begin

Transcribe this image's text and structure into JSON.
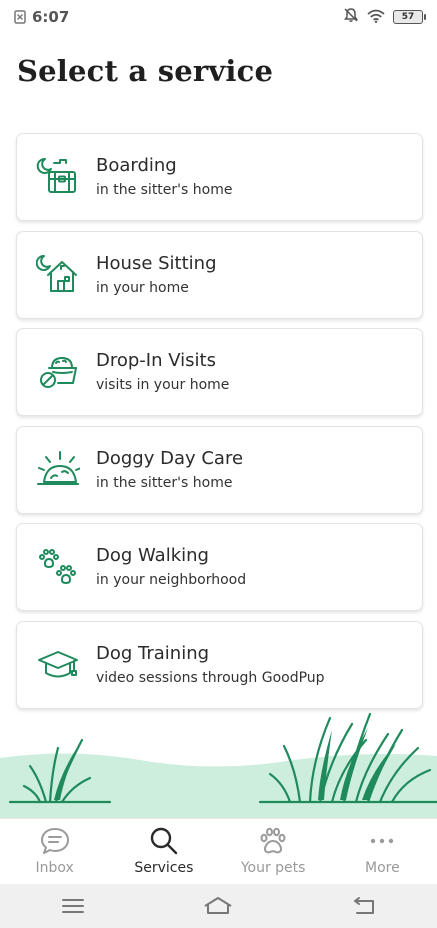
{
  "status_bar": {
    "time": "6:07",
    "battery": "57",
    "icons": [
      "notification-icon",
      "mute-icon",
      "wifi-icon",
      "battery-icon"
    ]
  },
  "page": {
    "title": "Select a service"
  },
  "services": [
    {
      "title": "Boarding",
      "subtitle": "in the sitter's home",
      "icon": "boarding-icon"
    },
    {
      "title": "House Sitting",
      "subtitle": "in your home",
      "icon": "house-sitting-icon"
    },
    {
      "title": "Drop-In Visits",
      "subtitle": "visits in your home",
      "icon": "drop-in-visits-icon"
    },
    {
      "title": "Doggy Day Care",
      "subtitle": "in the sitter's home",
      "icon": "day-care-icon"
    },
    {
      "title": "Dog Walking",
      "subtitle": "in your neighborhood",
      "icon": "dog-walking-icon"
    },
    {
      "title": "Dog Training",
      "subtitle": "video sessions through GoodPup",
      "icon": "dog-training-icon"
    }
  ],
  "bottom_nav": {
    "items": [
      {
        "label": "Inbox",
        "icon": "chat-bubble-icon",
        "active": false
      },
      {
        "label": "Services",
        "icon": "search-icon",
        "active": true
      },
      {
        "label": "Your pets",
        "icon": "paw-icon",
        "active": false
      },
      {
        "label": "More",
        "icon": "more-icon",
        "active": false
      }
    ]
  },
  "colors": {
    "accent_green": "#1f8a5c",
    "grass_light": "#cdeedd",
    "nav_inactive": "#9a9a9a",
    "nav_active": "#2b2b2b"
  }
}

end
begin

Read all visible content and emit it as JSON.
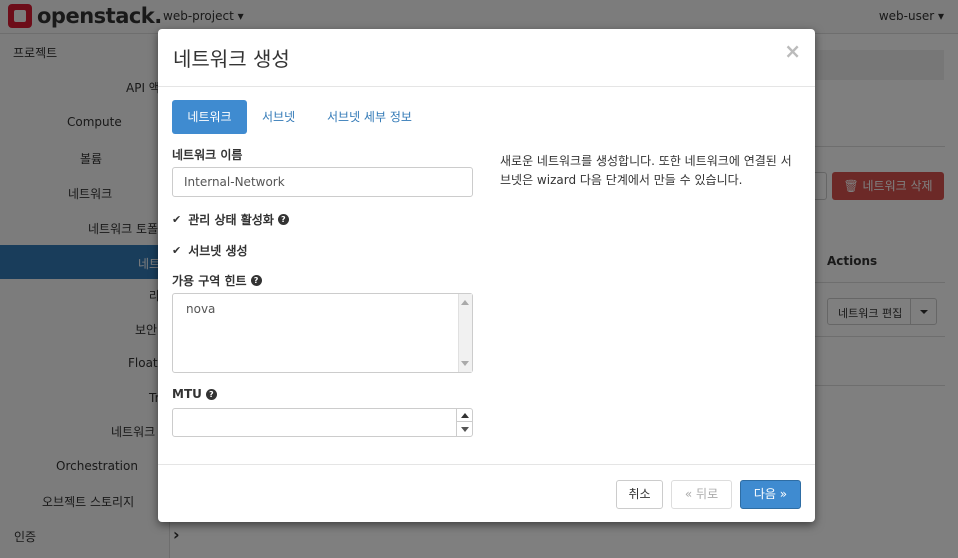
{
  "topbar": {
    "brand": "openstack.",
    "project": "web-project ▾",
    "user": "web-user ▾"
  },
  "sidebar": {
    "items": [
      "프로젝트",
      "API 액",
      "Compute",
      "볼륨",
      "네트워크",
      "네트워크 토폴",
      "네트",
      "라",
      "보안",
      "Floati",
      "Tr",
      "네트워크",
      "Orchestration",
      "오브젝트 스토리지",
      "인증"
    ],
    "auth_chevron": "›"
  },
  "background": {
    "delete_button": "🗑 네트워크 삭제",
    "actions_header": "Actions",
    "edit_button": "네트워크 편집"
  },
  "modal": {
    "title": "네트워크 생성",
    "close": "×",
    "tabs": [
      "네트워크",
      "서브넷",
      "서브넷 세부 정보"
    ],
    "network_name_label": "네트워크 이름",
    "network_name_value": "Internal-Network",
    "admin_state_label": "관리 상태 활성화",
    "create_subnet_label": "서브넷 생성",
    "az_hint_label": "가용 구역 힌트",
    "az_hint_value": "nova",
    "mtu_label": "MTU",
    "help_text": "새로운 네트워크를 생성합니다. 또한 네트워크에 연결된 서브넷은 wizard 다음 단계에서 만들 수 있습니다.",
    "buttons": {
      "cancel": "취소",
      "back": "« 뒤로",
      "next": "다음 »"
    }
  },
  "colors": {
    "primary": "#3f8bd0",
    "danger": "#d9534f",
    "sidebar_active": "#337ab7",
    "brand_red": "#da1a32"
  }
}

end

__WORK TO COMPLETE__. For the listing above, identify each line bearing "home".

__OUTPUT OF THE TASK__.
      "subtitle": "in the sitter's home",
      "subtitle": "in your home",
      "subtitle": "visits in your home",
      "subtitle": "in the sitter's home",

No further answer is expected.